▸ Problem statement:
Transcribe all of the records word for word, but omit the pictures.

++++ Extracted records ++++

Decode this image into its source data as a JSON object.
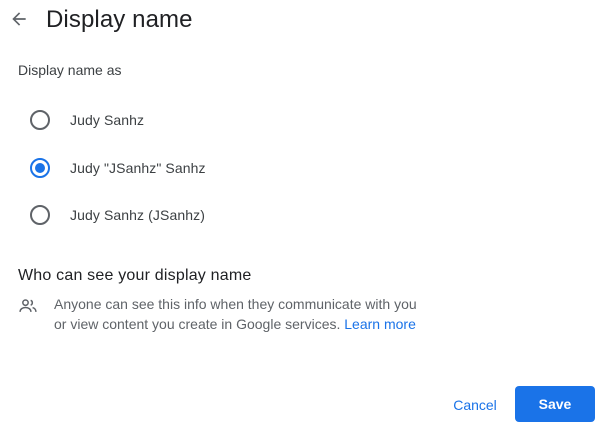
{
  "header": {
    "title": "Display name",
    "back_icon": "arrow-back-icon"
  },
  "display_as": {
    "label": "Display name as",
    "options": [
      {
        "label": "Judy Sanhz",
        "selected": false
      },
      {
        "label": "Judy \"JSanhz\" Sanhz",
        "selected": true
      },
      {
        "label": "Judy Sanhz (JSanhz)",
        "selected": false
      }
    ]
  },
  "visibility": {
    "heading": "Who can see your display name",
    "icon": "people-icon",
    "text": "Anyone can see this info when they communicate with you or view content you create in Google services.",
    "link": "Learn more"
  },
  "actions": {
    "cancel": "Cancel",
    "save": "Save"
  },
  "colors": {
    "accent": "#1a73e8",
    "text_primary": "#202124",
    "text_secondary": "#5f6368"
  }
}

++++

▸ Task result:
Decode this image into its source data as a JSON object.
{
  "header": {
    "title": "Display name",
    "back_icon": "arrow-back-icon"
  },
  "display_as": {
    "label": "Display name as",
    "options": [
      {
        "label": "Judy Sanhz",
        "selected": false
      },
      {
        "label": "Judy \"JSanhz\" Sanhz",
        "selected": true
      },
      {
        "label": "Judy Sanhz (JSanhz)",
        "selected": false
      }
    ]
  },
  "visibility": {
    "heading": "Who can see your display name",
    "icon": "people-icon",
    "text": "Anyone can see this info when they communicate with you or view content you create in Google services.",
    "link": "Learn more"
  },
  "actions": {
    "cancel": "Cancel",
    "save": "Save"
  },
  "colors": {
    "accent": "#1a73e8",
    "text_primary": "#202124",
    "text_secondary": "#5f6368"
  }
}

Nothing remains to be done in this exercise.